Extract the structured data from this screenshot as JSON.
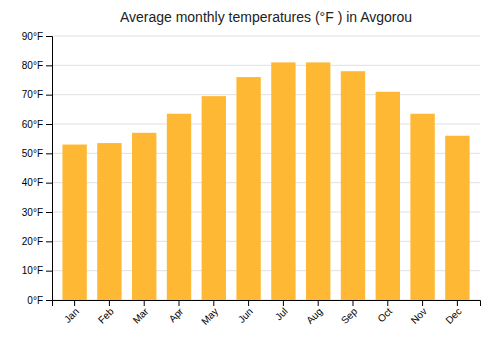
{
  "chart_data": {
    "type": "bar",
    "title": "Average monthly temperatures (°F ) in Avgorou",
    "categories": [
      "Jan",
      "Feb",
      "Mar",
      "Apr",
      "May",
      "Jun",
      "Jul",
      "Aug",
      "Sep",
      "Oct",
      "Nov",
      "Dec"
    ],
    "values": [
      53,
      53.5,
      57,
      63.5,
      69.5,
      76,
      81,
      81,
      78,
      71,
      63.5,
      56
    ],
    "color": "#FFB833",
    "ylim": [
      0,
      90
    ],
    "yticks": [
      {
        "value": 0,
        "label": "0°F"
      },
      {
        "value": 10,
        "label": "10°F"
      },
      {
        "value": 20,
        "label": "20°F"
      },
      {
        "value": 30,
        "label": "30°F"
      },
      {
        "value": 40,
        "label": "40°F"
      },
      {
        "value": 50,
        "label": "50°F"
      },
      {
        "value": 60,
        "label": "60°F"
      },
      {
        "value": 70,
        "label": "70°F"
      },
      {
        "value": 80,
        "label": "80°F"
      },
      {
        "value": 90,
        "label": "90°F"
      }
    ],
    "grid": true
  }
}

==================================================

» **Given exercise**:
Copy every line from the records above that contains the word "label".

» **Solution to the exercise**:
        "label": "0°F"
        "label": "10°F"
        "label": "20°F"
        "label": "30°F"
        "label": "40°F"
        "label": "50°F"
        "label": "60°F"
        "label": "70°F"
        "label": "80°F"
        "label": "90°F"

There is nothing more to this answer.